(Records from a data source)
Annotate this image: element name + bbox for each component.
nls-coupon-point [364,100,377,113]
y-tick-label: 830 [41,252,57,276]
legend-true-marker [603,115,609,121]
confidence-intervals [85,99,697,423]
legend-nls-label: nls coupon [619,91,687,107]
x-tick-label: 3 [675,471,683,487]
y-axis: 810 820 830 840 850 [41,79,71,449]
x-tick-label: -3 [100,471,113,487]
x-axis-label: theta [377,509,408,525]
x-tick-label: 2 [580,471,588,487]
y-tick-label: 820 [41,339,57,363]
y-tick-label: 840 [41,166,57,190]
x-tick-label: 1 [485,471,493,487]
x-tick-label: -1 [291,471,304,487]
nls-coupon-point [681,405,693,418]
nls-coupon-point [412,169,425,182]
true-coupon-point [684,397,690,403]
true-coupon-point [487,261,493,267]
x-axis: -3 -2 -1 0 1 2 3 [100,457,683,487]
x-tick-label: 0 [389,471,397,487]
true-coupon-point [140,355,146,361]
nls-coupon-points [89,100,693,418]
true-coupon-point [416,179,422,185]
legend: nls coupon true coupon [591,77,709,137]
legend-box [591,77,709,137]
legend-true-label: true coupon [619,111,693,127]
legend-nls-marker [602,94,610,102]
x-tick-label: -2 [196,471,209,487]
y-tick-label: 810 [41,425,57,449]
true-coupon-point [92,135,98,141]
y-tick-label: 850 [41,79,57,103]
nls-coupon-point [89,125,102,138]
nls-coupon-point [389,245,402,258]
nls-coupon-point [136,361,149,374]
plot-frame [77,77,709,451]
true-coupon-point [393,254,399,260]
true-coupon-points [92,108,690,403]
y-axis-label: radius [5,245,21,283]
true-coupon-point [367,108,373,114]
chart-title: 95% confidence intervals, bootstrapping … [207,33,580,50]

(Task description)
Recast every line of the records above as a numbered list, skipping any blank lines.

(Exercise answer)
1. Annotate this image: element name + bbox for each component.
2. nls-coupon-point [364,100,377,113]
3. y-tick-label: 830 [41,252,57,276]
4. legend-true-marker [603,115,609,121]
5. confidence-intervals [85,99,697,423]
6. legend-nls-label: nls coupon [619,91,687,107]
7. x-tick-label: 3 [675,471,683,487]
8. y-axis: 810 820 830 840 850 [41,79,71,449]
9. x-tick-label: -3 [100,471,113,487]
10. x-axis-label: theta [377,509,408,525]
11. x-tick-label: 2 [580,471,588,487]
12. y-tick-label: 820 [41,339,57,363]
13. y-tick-label: 840 [41,166,57,190]
14. x-tick-label: 1 [485,471,493,487]
15. x-tick-label: -1 [291,471,304,487]
16. nls-coupon-point [681,405,693,418]
17. nls-coupon-point [412,169,425,182]
18. true-coupon-point [684,397,690,403]
19. true-coupon-point [487,261,493,267]
20. x-axis: -3 -2 -1 0 1 2 3 [100,457,683,487]
21. x-tick-label: 0 [389,471,397,487]
22. true-coupon-point [140,355,146,361]
23. nls-coupon-points [89,100,693,418]
24. true-coupon-point [416,179,422,185]
25. legend: nls coupon true coupon [591,77,709,137]
26. legend-box [591,77,709,137]
27. legend-true-label: true coupon [619,111,693,127]
28. legend-nls-marker [602,94,610,102]
29. x-tick-label: -2 [196,471,209,487]
30. y-tick-label: 810 [41,425,57,449]
31. true-coupon-point [92,135,98,141]
32. y-tick-label: 850 [41,79,57,103]
33. nls-coupon-point [89,125,102,138]
34. nls-coupon-point [389,245,402,258]
35. nls-coupon-point [136,361,149,374]
36. plot-frame [77,77,709,451]
37. true-coupon-point [393,254,399,260]
38. true-coupon-points [92,108,690,403]
39. y-axis-label: radius [5,245,21,283]
40. true-coupon-point [367,108,373,114]
41. chart-title: 95% confidence intervals, bootstrapping … [207,33,580,50]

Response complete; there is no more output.